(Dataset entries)
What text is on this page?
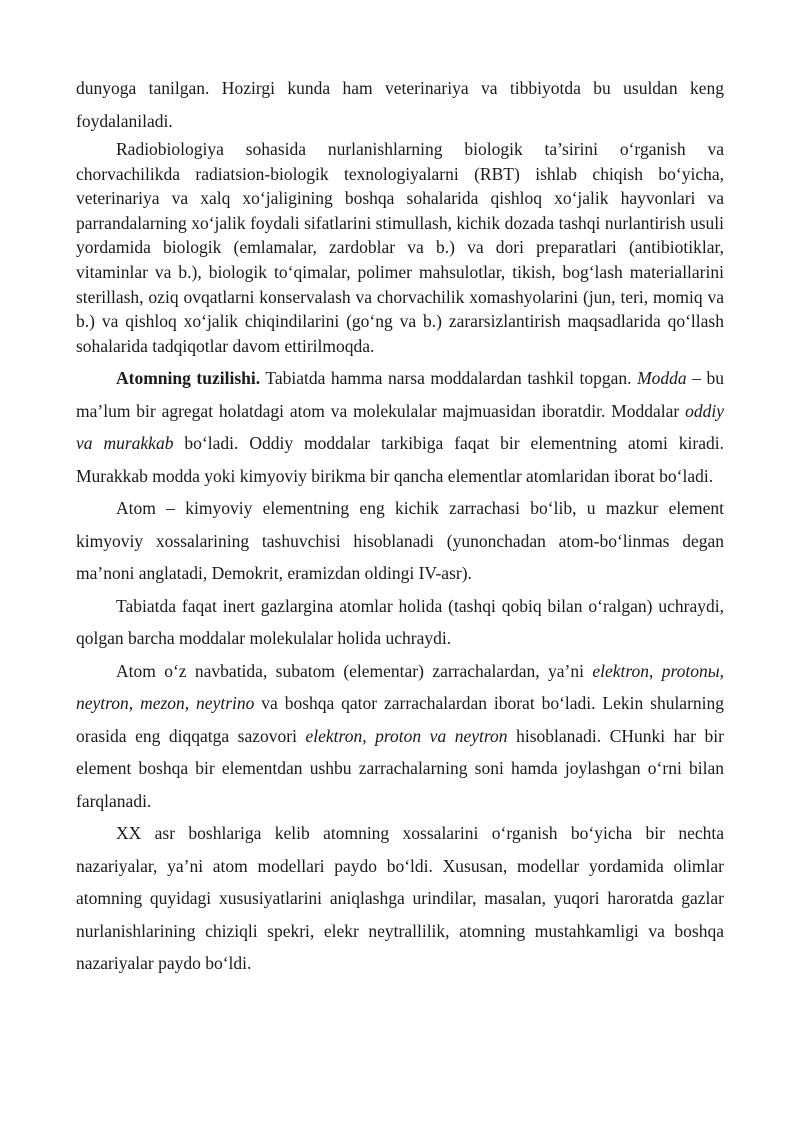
dunyoga tanilgan. Hozirgi kunda ham veterinariya va tibbiyotda bu usuldan keng foydalaniladi.

Radiobiologiya sohasida nurlanishlarning biologik ta’sirini o‘rganish va chorvachilikda radiatsion-biologik texnologiyalarni (RBT) ishlab chiqish bo‘yicha, veterinariya va xalq xo‘jaligining boshqa sohalarida qishloq xo‘jalik hayvonlari va parrandalarning xo‘jalik foydali sifatlarini stimullash, kichik dozada tashqi nurlantirish usuli yordamida biologik (emlamalar, zardoblar va b.) va dori preparatlari (antibiotiklar, vitaminlar va b.), biologik to‘qimalar, polimer mahsulotlar, tikish, bog‘lash materiallarini sterillash, oziq ovqatlarni konservalash va chorvachilik xomashyolarini (jun, teri, momiq va b.) va qishloq xo‘jalik chiqindilarini (go‘ng va b.) zararsizlantirish maqsadlarida qo‘llash sohalarida tadqiqotlar davom ettirilmoqda.

Atomning tuzilishi. Tabiatda hamma narsa moddalardan tashkil topgan. Modda – bu ma’lum bir agregat holatdagi atom va molekulalar majmuasidan iboratdir. Moddalar oddiy va murakkab bo‘ladi. Oddiy moddalar tarkibiga faqat bir elementning atomi kiradi. Murakkab modda yoki kimyoviy birikma bir qancha elementlar atomlaridan iborat bo‘ladi.

Atom – kimyoviy elementning eng kichik zarrachasi bo‘lib, u mazkur element kimyoviy xossalarining tashuvchisi hisoblanadi (yunonchadan atom-bo‘linmas degan ma’noni anglatadi, Demokrit, eramizdan oldingi IV-asr).

Tabiatda faqat inert gazlargina atomlar holida (tashqi qobiq bilan o‘ralgan) uchraydi, qolgan barcha moddalar molekulalar holida uchraydi.

Atom o‘z navbatida, subatom (elementar) zarrachalardan, ya’ni elektron, protonы, neytron, mezon, neytrino va boshqa qator zarrachalardan iborat bo‘ladi. Lekin shularning orasida eng diqqatga sazovori elektron, proton va neytron hisoblanadi. CHunki har bir element boshqa bir elementdan ushbu zarrachalarning soni hamda joylashgan o‘rni bilan farqlanadi.

XX asr boshlariga kelib atomning xossalarini o‘rganish bo‘yicha bir nechta nazariyalar, ya’ni atom modellari paydo bo‘ldi. Xususan, modellar yordamida olimlar atomning quyidagi xususiyatlarini aniqlashga urindilar, masalan, yuqori haroratda gazlar nurlanishlarining chiziqli spekri, elekr neytrallilik, atomning mustahkamligi va boshqa nazariyalar paydo bo‘ldi.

(Task goal) Restate the full listing verbatim and drop every picture.

(Completed exercise)
What text is on this page?
dunyoga tanilgan. Hozirgi kunda ham veterinariya va tibbiyotda bu usuldan keng foydalaniladi.

Radiobiologiya sohasida nurlanishlarning biologik ta’sirini o‘rganish va chorvachilikda radiatsion-biologik texnologiyalarni (RBT) ishlab chiqish bo‘yicha, veterinariya va xalq xo‘jaligining boshqa sohalarida qishloq xo‘jalik hayvonlari va parrandalarning xo‘jalik foydali sifatlarini stimullash, kichik dozada tashqi nurlantirish usuli yordamida biologik (emlamalar, zardoblar va b.) va dori preparatlari (antibiotiklar, vitaminlar va b.), biologik to‘qimalar, polimer mahsulotlar, tikish, bog‘lash materiallarini sterillash, oziq ovqatlarni konservalash va chorvachilik xomashyolarini (jun, teri, momiq va b.) va qishloq xo‘jalik chiqindilarini (go‘ng va b.) zararsizlantirish maqsadlarida qo‘llash sohalarida tadqiqotlar davom ettirilmoqda.

Atomning tuzilishi. Tabiatda hamma narsa moddalardan tashkil topgan. Modda – bu ma’lum bir agregat holatdagi atom va molekulalar majmuasidan iboratdir. Moddalar oddiy va murakkab bo‘ladi. Oddiy moddalar tarkibiga faqat bir elementning atomi kiradi. Murakkab modda yoki kimyoviy birikma bir qancha elementlar atomlaridan iborat bo‘ladi.

Atom – kimyoviy elementning eng kichik zarrachasi bo‘lib, u mazkur element kimyoviy xossalarining tashuvchisi hisoblanadi (yunonchadan atom-bo‘linmas degan ma’noni anglatadi, Demokrit, eramizdan oldingi IV-asr).

Tabiatda faqat inert gazlargina atomlar holida (tashqi qobiq bilan o‘ralgan) uchraydi, qolgan barcha moddalar molekulalar holida uchraydi.

Atom o‘z navbatida, subatom (elementar) zarrachalardan, ya’ni elektron, protonы, neytron, mezon, neytrino va boshqa qator zarrachalardan iborat bo‘ladi. Lekin shularning orasida eng diqqatga sazovori elektron, proton va neytron hisoblanadi. CHunki har bir element boshqa bir elementdan ushbu zarrachalarning soni hamda joylashgan o‘rni bilan farqlanadi.

XX asr boshlariga kelib atomning xossalarini o‘rganish bo‘yicha bir nechta nazariyalar, ya’ni atom modellari paydo bo‘ldi. Xususan, modellar yordamida olimlar atomning quyidagi xususiyatlarini aniqlashga urindilar, masalan, yuqori haroratda gazlar nurlanishlarining chiziqli spekri, elekr neytrallilik, atomning mustahkamligi va boshqa nazariyalar paydo bo‘ldi.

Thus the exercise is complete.